* Exercise brief: Word for word, quote all of the material, omitting the pictures.

○ ○ ○

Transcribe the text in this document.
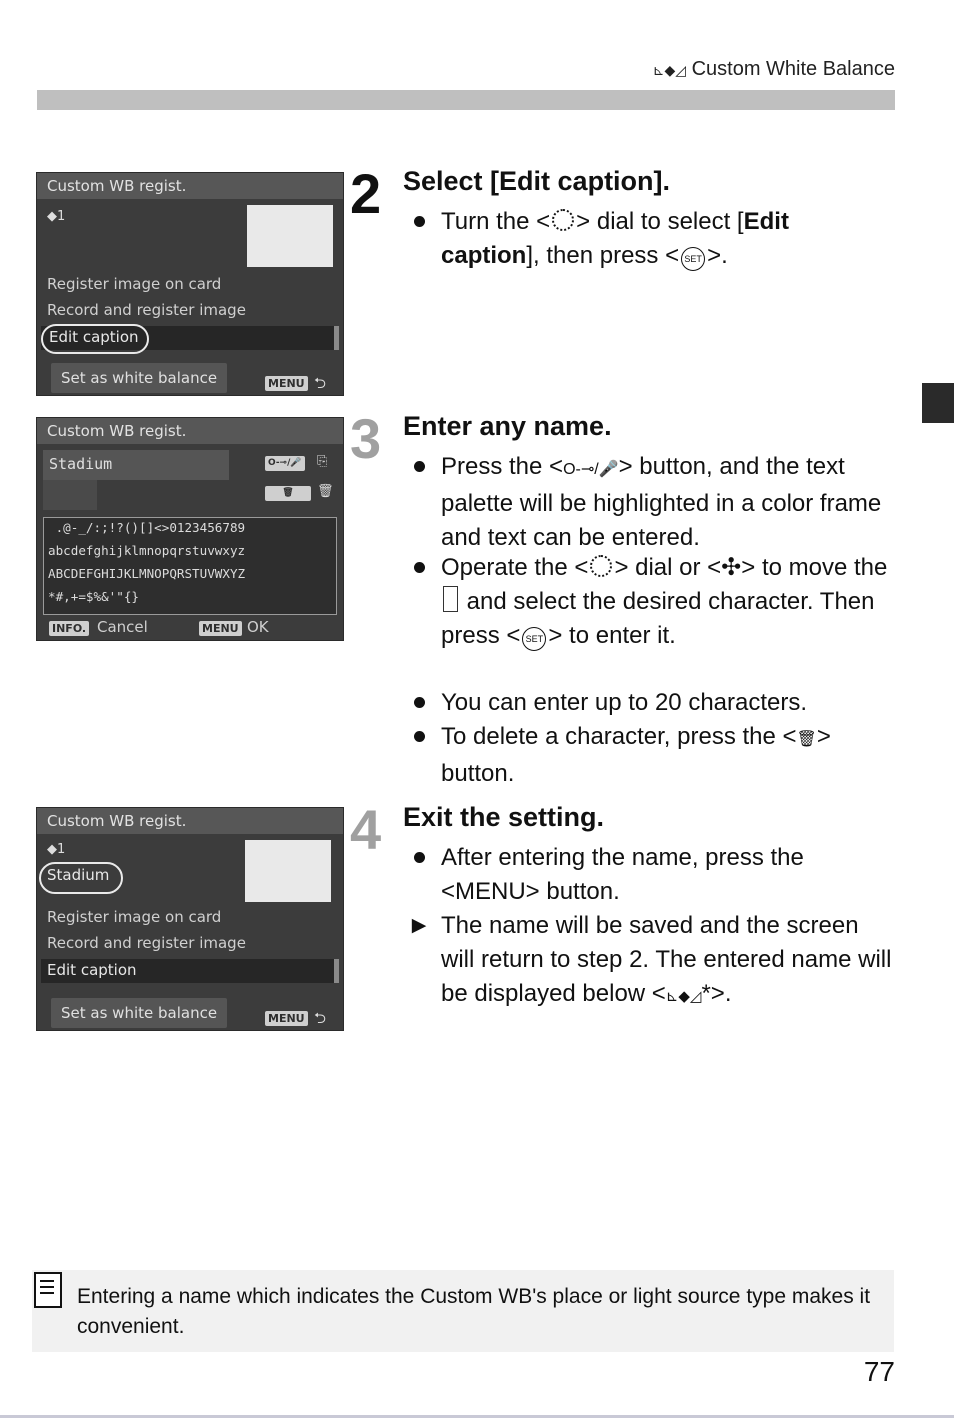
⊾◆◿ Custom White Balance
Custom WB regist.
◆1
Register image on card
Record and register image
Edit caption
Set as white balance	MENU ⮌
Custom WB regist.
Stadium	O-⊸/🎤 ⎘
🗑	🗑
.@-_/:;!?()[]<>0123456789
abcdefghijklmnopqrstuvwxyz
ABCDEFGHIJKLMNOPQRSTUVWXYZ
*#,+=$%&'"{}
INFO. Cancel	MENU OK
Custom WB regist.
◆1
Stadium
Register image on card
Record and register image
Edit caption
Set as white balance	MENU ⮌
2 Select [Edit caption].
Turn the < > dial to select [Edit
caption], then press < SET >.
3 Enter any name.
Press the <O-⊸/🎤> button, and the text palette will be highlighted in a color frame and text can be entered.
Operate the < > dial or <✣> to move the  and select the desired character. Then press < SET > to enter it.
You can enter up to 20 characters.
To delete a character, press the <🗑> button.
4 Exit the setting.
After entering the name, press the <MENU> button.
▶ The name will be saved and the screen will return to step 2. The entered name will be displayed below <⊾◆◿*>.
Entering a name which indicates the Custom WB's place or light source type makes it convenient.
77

○ ○ ○

* Response to this exercise:
Transcribe the text in this document.
⊾◆◿ Custom White Balance
Custom WB regist.
◆1
Register image on card
Record and register image
Edit caption
Set as white balance	MENU ⮌
Custom WB regist.
Stadium	O-⊸/🎤 ⎘
🗑	🗑
.@-_/:;!?()[]<>0123456789
abcdefghijklmnopqrstuvwxyz
ABCDEFGHIJKLMNOPQRSTUVWXYZ
*#,+=$%&'"{}
INFO. Cancel	MENU OK
Custom WB regist.
◆1
Stadium
Register image on card
Record and register image
Edit caption
Set as white balance	MENU ⮌
2 Select [Edit caption].
Turn the < > dial to select [Edit
caption], then press < SET >.
3 Enter any name.
Press the <O-⊸/🎤> button, and the text palette will be highlighted in a color frame and text can be entered.
Operate the < > dial or <✣> to move the  and select the desired character. Then press < SET > to enter it.
You can enter up to 20 characters.
To delete a character, press the <🗑> button.
4 Exit the setting.
After entering the name, press the <MENU> button.
▶ The name will be saved and the screen will return to step 2. The entered name will be displayed below <⊾◆◿*>.
Entering a name which indicates the Custom WB's place or light source type makes it convenient.
77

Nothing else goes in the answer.